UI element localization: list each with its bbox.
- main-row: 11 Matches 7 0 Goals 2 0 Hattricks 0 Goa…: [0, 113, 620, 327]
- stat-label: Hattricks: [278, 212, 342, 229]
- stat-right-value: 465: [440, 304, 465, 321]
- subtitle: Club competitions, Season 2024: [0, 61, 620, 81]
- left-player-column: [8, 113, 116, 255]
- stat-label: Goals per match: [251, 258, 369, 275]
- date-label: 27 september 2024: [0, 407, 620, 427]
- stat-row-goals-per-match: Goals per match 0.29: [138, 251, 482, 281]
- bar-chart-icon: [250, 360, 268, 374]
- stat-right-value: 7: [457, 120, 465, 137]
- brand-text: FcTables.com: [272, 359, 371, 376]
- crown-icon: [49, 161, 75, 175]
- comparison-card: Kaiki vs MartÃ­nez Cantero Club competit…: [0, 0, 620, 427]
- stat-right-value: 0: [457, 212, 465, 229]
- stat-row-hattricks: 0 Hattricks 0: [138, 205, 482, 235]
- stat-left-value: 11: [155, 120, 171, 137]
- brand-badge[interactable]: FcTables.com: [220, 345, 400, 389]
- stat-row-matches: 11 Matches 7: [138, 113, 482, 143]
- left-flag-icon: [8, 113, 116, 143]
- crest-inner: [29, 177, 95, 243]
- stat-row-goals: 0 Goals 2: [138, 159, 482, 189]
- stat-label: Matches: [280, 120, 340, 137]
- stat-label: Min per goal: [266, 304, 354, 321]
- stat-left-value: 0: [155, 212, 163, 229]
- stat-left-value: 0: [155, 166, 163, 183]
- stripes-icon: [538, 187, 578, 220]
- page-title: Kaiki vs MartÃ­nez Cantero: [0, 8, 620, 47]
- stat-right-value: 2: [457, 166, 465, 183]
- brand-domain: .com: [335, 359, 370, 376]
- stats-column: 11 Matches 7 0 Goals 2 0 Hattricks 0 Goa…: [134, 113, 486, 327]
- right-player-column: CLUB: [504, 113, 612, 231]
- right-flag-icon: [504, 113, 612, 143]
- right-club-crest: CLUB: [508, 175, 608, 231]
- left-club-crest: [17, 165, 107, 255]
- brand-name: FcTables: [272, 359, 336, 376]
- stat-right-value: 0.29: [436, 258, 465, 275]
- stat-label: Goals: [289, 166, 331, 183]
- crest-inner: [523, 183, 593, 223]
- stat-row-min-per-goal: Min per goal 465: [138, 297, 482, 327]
============================================================
-- BRIEF --
Lay out every line of the records above as a numbered list, leaving out any blank lines.

-- TASK OUTPUT --
1. UI element localization: list each with its bbox.
2. - main-row: 11 Matches 7 0 Goals 2 0 Hattricks 0 Goa…: [0, 113, 620, 327]
3. - stat-label: Hattricks: [278, 212, 342, 229]
4. - stat-right-value: 465: [440, 304, 465, 321]
5. - subtitle: Club competitions, Season 2024: [0, 61, 620, 81]
6. - left-player-column: [8, 113, 116, 255]
7. - stat-label: Goals per match: [251, 258, 369, 275]
8. - date-label: 27 september 2024: [0, 407, 620, 427]
9. - stat-row-goals-per-match: Goals per match 0.29: [138, 251, 482, 281]
10. - bar-chart-icon: [250, 360, 268, 374]
11. - stat-right-value: 7: [457, 120, 465, 137]
12. - brand-text: FcTables.com: [272, 359, 371, 376]
13. - crown-icon: [49, 161, 75, 175]
14. - comparison-card: Kaiki vs MartÃ­nez Cantero Club competit…: [0, 0, 620, 427]
15. - stat-right-value: 0: [457, 212, 465, 229]
16. - stat-row-hattricks: 0 Hattricks 0: [138, 205, 482, 235]
17. - stat-left-value: 11: [155, 120, 171, 137]
18. - brand-badge[interactable]: FcTables.com: [220, 345, 400, 389]
19. - stat-row-matches: 11 Matches 7: [138, 113, 482, 143]
20. - left-flag-icon: [8, 113, 116, 143]
21. - crest-inner: [29, 177, 95, 243]
22. - stat-row-goals: 0 Goals 2: [138, 159, 482, 189]
23. - stat-label: Matches: [280, 120, 340, 137]
24. - stat-label: Min per goal: [266, 304, 354, 321]
25. - stat-left-value: 0: [155, 212, 163, 229]
26. - stat-left-value: 0: [155, 166, 163, 183]
27. - stripes-icon: [538, 187, 578, 220]
28. - page-title: Kaiki vs MartÃ­nez Cantero: [0, 8, 620, 47]
29. - stat-right-value: 2: [457, 166, 465, 183]
30. - brand-domain: .com: [335, 359, 370, 376]
31. - stats-column: 11 Matches 7 0 Goals 2 0 Hattricks 0 Goa…: [134, 113, 486, 327]
32. - right-player-column: CLUB: [504, 113, 612, 231]
33. - right-flag-icon: [504, 113, 612, 143]
34. - right-club-crest: CLUB: [508, 175, 608, 231]
35. - left-club-crest: [17, 165, 107, 255]
36. - brand-name: FcTables: [272, 359, 336, 376]
37. - stat-right-value: 0.29: [436, 258, 465, 275]
38. - stat-label: Goals: [289, 166, 331, 183]
39. - crest-inner: [523, 183, 593, 223]
40. - stat-row-min-per-goal: Min per goal 465: [138, 297, 482, 327]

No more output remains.